Stored data —
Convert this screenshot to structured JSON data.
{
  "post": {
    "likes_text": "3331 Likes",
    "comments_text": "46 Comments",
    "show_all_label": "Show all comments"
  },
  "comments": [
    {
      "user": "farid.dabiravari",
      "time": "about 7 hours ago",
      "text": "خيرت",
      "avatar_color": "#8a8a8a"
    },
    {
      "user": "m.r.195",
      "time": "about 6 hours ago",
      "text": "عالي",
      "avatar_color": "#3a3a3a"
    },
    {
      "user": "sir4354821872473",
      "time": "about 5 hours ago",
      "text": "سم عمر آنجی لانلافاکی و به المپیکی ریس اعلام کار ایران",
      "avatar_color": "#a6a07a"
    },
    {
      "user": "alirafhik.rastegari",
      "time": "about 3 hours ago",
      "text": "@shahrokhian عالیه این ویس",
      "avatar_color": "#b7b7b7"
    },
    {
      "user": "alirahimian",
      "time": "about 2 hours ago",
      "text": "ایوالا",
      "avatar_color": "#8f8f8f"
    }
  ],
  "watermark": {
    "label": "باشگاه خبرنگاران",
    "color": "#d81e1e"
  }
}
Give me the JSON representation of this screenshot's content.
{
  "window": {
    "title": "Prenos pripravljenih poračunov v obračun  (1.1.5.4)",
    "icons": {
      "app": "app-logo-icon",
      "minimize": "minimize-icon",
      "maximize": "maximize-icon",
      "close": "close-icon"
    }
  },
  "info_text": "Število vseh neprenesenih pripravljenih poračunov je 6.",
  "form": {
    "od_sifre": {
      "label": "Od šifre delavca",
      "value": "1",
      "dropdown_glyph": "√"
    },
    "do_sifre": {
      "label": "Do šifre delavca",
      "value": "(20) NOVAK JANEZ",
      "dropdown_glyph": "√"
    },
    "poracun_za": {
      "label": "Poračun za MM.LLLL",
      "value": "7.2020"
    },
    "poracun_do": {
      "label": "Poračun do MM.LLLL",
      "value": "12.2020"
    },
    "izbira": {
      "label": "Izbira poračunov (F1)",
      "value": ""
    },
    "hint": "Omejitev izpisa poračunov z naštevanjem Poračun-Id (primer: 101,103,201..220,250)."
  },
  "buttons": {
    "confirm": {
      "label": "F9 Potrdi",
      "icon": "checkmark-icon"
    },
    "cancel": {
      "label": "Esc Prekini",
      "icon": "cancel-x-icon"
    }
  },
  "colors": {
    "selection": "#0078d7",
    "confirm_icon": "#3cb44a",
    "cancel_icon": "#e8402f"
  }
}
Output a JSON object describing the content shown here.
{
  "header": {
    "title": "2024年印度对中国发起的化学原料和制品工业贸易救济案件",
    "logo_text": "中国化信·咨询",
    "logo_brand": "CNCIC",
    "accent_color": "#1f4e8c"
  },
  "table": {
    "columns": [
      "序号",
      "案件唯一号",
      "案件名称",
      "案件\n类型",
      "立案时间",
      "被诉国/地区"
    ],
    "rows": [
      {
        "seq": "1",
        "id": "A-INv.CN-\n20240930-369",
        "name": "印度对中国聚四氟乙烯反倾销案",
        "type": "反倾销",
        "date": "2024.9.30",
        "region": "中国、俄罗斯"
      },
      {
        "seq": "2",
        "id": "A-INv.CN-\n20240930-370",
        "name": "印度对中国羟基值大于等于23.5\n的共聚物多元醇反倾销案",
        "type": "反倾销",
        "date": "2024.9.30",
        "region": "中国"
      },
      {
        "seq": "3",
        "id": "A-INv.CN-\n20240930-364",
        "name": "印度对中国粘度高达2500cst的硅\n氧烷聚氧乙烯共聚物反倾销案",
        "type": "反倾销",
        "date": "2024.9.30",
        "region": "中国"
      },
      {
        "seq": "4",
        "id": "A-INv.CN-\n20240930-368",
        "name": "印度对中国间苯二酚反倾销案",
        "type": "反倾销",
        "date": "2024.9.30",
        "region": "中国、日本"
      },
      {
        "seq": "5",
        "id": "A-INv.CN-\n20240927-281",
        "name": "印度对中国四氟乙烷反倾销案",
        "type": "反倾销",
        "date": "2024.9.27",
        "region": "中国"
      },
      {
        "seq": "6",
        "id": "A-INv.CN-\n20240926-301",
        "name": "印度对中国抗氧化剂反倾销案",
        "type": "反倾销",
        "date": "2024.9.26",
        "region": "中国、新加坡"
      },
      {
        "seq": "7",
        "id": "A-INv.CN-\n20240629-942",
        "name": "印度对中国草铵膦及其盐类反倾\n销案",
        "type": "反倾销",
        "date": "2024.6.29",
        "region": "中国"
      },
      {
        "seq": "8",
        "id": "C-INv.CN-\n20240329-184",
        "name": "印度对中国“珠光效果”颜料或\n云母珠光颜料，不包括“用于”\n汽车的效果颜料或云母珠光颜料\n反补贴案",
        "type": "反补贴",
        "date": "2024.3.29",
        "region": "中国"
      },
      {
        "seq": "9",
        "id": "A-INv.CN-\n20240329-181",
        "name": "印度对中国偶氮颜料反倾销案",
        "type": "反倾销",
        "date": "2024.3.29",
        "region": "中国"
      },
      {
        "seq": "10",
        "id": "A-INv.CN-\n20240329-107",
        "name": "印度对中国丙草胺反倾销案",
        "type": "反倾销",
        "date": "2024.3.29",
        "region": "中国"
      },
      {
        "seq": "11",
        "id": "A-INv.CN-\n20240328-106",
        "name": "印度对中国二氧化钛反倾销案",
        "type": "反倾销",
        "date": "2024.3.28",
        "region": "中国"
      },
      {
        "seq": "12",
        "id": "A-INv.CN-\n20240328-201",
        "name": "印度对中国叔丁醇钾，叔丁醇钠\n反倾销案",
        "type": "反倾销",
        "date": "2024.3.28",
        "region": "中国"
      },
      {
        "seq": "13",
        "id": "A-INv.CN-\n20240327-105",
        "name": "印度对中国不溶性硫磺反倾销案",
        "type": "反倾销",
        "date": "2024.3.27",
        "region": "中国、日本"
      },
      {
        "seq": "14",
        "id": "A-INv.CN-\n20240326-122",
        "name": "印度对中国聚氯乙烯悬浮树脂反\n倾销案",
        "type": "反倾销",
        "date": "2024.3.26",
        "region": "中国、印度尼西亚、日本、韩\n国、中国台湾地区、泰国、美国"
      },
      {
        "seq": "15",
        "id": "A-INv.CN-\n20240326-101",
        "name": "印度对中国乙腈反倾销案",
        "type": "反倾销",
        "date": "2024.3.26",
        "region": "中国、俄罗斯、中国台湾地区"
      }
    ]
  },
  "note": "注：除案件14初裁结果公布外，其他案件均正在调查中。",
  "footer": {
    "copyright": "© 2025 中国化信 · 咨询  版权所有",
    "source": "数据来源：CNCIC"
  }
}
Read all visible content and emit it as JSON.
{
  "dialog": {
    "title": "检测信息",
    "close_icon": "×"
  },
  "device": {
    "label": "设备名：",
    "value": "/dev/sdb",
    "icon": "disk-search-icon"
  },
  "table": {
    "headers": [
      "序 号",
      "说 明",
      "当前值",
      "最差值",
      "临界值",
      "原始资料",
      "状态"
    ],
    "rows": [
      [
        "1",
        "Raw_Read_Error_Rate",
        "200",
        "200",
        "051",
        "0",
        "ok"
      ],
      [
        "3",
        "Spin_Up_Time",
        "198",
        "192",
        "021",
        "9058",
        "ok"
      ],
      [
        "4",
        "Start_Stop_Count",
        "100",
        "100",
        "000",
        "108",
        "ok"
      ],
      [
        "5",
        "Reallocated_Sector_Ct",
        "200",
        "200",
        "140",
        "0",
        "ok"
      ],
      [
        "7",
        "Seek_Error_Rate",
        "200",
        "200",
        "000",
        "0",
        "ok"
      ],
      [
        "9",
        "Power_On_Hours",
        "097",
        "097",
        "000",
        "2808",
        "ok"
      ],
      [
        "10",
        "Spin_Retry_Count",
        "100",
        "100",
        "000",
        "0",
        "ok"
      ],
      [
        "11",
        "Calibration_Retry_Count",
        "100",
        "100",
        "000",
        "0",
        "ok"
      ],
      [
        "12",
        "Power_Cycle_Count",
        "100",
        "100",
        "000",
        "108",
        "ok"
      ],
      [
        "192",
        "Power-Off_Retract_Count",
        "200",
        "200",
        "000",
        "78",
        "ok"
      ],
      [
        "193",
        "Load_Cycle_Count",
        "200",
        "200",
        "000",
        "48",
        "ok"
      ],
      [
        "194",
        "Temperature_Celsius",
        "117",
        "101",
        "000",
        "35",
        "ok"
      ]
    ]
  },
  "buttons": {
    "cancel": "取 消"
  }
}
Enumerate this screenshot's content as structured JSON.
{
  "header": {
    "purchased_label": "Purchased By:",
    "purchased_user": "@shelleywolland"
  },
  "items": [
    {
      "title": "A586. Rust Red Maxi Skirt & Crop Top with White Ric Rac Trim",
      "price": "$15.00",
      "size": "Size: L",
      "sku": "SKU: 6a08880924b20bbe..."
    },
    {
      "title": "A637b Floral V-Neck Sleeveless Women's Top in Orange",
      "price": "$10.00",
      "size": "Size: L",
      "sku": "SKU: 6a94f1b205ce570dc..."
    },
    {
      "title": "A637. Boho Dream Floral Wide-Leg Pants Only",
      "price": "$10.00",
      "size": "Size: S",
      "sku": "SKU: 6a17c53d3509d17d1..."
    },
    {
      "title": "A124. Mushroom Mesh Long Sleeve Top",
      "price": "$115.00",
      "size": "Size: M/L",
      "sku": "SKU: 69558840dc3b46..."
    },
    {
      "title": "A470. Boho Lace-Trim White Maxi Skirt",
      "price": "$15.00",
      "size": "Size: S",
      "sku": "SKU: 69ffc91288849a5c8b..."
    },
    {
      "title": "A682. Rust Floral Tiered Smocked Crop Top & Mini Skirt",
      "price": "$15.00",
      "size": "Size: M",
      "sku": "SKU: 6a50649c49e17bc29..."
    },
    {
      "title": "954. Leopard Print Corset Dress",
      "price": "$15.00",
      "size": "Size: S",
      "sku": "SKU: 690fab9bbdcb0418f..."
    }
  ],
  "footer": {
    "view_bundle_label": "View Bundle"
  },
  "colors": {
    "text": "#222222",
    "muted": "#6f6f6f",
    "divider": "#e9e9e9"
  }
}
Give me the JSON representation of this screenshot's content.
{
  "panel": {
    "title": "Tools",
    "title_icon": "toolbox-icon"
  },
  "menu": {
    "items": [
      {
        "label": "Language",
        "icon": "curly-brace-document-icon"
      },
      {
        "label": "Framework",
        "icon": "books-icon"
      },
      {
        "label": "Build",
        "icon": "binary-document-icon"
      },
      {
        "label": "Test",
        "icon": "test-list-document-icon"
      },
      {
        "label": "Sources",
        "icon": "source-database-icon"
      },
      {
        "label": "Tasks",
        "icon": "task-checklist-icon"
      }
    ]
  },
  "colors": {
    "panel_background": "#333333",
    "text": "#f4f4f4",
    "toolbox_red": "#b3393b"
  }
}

What this task involves —
The word "about" appears in how many lines of the data? Answer with only the number.

The answer —
5